> [Exercise]:
Print all the entries verbatim.

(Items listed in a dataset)
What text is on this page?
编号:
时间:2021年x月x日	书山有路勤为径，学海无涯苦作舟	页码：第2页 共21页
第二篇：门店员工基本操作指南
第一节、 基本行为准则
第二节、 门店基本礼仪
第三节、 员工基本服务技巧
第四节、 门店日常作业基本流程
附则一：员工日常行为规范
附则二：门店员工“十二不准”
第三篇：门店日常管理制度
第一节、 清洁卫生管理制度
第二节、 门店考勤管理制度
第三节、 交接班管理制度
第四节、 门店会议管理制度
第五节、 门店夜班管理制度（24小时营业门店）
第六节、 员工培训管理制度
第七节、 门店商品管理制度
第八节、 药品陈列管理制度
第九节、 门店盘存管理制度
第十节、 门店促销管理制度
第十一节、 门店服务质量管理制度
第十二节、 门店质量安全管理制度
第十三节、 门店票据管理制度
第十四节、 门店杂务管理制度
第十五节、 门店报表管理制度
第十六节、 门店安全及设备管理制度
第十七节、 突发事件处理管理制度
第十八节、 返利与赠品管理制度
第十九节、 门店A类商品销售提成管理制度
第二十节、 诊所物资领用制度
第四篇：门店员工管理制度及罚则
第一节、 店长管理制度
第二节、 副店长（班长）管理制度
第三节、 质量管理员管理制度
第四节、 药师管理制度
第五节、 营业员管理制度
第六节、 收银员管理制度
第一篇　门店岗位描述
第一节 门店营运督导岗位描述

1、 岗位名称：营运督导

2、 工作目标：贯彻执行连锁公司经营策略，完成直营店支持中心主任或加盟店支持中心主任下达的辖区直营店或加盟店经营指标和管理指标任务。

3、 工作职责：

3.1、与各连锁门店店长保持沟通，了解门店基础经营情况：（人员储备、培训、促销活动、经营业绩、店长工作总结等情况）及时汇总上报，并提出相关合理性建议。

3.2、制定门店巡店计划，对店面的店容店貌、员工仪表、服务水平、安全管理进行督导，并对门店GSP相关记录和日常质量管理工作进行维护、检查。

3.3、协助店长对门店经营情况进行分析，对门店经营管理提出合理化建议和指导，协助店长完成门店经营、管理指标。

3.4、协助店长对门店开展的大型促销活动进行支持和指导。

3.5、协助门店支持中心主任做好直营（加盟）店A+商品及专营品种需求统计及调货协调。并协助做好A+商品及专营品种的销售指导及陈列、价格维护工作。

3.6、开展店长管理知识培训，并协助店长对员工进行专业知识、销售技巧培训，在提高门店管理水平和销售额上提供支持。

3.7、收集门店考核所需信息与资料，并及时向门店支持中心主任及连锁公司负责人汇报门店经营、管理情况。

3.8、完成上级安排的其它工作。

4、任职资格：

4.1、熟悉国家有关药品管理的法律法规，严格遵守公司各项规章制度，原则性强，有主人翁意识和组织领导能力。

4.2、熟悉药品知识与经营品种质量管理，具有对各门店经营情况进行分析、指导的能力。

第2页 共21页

> [Solution for this problem]:
What text is on this page?
编号:
时间:2021年x月x日	书山有路勤为径，学海无涯苦作舟	页码：第2页 共21页
第二篇：门店员工基本操作指南
第一节、 基本行为准则
第二节、 门店基本礼仪
第三节、 员工基本服务技巧
第四节、 门店日常作业基本流程
附则一：员工日常行为规范
附则二：门店员工“十二不准”
第三篇：门店日常管理制度
第一节、 清洁卫生管理制度
第二节、 门店考勤管理制度
第三节、 交接班管理制度
第四节、 门店会议管理制度
第五节、 门店夜班管理制度（24小时营业门店）
第六节、 员工培训管理制度
第七节、 门店商品管理制度
第八节、 药品陈列管理制度
第九节、 门店盘存管理制度
第十节、 门店促销管理制度
第十一节、 门店服务质量管理制度
第十二节、 门店质量安全管理制度
第十三节、 门店票据管理制度
第十四节、 门店杂务管理制度
第十五节、 门店报表管理制度
第十六节、 门店安全及设备管理制度
第十七节、 突发事件处理管理制度
第十八节、 返利与赠品管理制度
第十九节、 门店A类商品销售提成管理制度
第二十节、 诊所物资领用制度
第四篇：门店员工管理制度及罚则
第一节、 店长管理制度
第二节、 副店长（班长）管理制度
第三节、 质量管理员管理制度
第四节、 药师管理制度
第五节、 营业员管理制度
第六节、 收银员管理制度
第一篇　门店岗位描述
第一节 门店营运督导岗位描述

1、 岗位名称：营运督导

2、 工作目标：贯彻执行连锁公司经营策略，完成直营店支持中心主任或加盟店支持中心主任下达的辖区直营店或加盟店经营指标和管理指标任务。

3、 工作职责：

3.1、与各连锁门店店长保持沟通，了解门店基础经营情况：（人员储备、培训、促销活动、经营业绩、店长工作总结等情况）及时汇总上报，并提出相关合理性建议。

3.2、制定门店巡店计划，对店面的店容店貌、员工仪表、服务水平、安全管理进行督导，并对门店GSP相关记录和日常质量管理工作进行维护、检查。

3.3、协助店长对门店经营情况进行分析，对门店经营管理提出合理化建议和指导，协助店长完成门店经营、管理指标。

3.4、协助店长对门店开展的大型促销活动进行支持和指导。

3.5、协助门店支持中心主任做好直营（加盟）店A+商品及专营品种需求统计及调货协调。并协助做好A+商品及专营品种的销售指导及陈列、价格维护工作。

3.6、开展店长管理知识培训，并协助店长对员工进行专业知识、销售技巧培训，在提高门店管理水平和销售额上提供支持。

3.7、收集门店考核所需信息与资料，并及时向门店支持中心主任及连锁公司负责人汇报门店经营、管理情况。

3.8、完成上级安排的其它工作。

4、任职资格：

4.1、熟悉国家有关药品管理的法律法规，严格遵守公司各项规章制度，原则性强，有主人翁意识和组织领导能力。

4.2、熟悉药品知识与经营品种质量管理，具有对各门店经营情况进行分析、指导的能力。

第2页 共21页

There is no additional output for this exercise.